• **What is required**
Find each line holding the word "tahun" and give the total alone.

• **Data for processing**
%%

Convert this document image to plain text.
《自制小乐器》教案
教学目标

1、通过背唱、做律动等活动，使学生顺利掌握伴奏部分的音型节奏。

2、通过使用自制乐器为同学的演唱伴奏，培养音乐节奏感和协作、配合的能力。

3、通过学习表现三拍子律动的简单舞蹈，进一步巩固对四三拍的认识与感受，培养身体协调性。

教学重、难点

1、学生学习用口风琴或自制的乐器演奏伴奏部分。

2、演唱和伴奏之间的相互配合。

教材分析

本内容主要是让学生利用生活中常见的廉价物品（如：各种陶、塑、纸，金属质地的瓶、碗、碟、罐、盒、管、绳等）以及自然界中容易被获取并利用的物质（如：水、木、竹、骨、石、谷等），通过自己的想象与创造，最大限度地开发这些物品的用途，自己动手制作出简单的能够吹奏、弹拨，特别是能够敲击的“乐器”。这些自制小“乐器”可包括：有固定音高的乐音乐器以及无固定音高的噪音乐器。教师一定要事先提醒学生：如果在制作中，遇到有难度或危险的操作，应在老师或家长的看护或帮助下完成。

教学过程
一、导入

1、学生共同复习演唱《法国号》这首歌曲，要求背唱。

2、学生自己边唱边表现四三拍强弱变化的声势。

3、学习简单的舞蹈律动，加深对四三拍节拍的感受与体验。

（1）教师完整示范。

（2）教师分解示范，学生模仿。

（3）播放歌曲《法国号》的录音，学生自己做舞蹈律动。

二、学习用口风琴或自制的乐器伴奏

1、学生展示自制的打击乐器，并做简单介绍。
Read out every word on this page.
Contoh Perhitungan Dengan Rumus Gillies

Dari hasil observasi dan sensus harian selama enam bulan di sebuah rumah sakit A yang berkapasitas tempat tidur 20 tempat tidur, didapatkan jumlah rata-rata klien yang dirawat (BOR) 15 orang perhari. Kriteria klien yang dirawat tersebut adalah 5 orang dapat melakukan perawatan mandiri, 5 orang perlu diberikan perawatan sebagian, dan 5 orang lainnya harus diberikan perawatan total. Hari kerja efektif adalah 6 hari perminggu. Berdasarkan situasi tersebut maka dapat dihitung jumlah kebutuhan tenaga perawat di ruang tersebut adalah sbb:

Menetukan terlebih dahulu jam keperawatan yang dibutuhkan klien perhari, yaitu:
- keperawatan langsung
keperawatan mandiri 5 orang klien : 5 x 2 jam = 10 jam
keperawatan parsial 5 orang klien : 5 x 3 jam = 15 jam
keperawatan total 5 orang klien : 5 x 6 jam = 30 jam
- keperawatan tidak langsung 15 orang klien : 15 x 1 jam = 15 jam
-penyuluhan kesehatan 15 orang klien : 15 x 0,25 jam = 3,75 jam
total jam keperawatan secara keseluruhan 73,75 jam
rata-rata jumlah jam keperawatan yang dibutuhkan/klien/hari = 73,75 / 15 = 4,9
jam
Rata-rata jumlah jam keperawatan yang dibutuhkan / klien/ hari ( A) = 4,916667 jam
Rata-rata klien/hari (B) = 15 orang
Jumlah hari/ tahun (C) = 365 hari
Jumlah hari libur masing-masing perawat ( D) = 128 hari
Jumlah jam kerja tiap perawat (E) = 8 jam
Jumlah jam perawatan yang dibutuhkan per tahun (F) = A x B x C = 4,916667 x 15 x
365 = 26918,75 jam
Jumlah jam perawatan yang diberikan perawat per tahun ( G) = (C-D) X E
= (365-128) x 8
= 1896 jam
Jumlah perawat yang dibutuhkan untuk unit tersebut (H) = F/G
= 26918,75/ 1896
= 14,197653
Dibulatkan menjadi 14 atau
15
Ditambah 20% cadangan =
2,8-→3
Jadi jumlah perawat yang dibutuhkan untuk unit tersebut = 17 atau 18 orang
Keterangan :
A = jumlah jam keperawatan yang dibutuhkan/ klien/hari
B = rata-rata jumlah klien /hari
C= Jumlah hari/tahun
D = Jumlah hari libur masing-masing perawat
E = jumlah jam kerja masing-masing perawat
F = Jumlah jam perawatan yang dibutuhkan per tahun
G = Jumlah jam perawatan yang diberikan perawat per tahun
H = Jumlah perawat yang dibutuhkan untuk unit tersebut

%%

• **Task result**
6